### Your task
Pick out the lines below that include the string "image".

### Source data

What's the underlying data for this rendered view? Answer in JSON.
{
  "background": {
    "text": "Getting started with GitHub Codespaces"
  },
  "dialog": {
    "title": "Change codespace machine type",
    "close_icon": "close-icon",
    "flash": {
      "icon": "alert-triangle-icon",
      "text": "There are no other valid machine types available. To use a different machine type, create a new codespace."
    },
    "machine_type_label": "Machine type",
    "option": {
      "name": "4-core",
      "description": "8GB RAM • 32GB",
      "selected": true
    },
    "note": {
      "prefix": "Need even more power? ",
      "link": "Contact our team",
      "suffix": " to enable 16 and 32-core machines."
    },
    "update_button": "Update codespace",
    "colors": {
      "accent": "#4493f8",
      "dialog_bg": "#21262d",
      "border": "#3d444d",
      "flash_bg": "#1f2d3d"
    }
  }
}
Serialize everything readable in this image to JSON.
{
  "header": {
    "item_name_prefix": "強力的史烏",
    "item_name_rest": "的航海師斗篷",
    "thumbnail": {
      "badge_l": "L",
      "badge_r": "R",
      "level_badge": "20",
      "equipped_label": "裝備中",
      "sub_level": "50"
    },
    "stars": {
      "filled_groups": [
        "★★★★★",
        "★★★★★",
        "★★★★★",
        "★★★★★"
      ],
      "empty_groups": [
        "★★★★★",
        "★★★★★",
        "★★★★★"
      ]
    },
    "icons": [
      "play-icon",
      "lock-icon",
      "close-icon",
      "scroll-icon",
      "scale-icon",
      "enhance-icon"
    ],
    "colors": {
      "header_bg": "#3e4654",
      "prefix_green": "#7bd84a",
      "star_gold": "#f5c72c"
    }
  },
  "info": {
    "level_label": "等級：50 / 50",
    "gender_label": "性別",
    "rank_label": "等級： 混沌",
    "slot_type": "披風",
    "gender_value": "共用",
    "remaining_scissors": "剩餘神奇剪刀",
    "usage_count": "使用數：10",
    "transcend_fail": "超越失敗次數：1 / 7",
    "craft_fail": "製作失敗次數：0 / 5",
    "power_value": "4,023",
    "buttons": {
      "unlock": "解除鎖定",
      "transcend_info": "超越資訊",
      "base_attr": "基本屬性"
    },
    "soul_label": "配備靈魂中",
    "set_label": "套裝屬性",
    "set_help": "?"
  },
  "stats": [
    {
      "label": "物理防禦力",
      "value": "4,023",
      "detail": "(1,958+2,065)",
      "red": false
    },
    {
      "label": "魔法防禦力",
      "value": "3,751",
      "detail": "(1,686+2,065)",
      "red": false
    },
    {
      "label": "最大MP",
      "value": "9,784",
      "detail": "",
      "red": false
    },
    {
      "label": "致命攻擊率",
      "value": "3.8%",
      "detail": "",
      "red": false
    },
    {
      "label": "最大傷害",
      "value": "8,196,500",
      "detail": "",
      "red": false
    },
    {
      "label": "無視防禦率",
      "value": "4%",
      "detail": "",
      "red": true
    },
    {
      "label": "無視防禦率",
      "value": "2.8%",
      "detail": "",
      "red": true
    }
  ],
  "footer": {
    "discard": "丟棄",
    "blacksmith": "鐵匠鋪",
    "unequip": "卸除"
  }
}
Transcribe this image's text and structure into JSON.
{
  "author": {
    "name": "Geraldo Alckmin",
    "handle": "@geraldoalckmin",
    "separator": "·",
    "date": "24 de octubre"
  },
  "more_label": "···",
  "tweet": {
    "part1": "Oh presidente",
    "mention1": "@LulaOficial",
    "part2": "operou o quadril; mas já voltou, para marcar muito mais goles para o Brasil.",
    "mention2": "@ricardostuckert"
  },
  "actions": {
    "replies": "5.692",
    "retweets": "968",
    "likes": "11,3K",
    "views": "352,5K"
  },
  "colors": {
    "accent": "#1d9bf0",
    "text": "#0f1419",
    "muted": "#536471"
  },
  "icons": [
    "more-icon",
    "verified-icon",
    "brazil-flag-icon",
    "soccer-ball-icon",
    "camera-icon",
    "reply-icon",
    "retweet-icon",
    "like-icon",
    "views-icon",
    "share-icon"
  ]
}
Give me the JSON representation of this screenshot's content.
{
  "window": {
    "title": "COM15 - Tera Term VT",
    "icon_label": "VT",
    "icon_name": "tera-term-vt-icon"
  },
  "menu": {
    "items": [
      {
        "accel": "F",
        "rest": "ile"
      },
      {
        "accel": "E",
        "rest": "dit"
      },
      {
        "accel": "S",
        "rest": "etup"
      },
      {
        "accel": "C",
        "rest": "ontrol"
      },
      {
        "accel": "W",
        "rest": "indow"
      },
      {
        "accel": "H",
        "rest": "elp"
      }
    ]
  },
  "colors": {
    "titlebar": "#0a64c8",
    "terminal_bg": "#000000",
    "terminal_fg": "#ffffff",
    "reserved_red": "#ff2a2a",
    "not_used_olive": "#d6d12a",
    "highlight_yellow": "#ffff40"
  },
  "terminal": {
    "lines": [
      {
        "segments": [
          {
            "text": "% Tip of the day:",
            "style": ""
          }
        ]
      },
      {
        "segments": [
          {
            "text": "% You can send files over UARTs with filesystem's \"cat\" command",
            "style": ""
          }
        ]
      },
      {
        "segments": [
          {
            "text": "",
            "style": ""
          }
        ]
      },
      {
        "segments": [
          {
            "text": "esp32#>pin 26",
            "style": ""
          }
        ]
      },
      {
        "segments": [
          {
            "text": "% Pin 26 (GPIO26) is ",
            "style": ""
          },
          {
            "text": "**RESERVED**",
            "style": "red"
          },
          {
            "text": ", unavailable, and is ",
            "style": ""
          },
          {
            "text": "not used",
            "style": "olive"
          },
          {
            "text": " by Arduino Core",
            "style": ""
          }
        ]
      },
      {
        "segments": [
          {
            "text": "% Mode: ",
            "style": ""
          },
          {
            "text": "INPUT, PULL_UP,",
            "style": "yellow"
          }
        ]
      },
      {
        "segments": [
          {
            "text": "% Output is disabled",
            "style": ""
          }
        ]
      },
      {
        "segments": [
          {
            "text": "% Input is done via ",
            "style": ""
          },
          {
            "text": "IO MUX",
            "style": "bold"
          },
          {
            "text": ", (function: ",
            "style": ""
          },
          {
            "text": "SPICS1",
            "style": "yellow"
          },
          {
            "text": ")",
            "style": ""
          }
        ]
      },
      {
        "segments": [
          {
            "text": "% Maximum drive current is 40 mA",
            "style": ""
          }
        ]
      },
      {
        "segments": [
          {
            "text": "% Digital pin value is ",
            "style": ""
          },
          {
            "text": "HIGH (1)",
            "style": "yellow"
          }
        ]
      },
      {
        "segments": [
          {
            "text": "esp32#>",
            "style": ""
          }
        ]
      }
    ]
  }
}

### Solution
Serialize everything readable in this image to JSON.
Transcribe this image's text and structure into JSON.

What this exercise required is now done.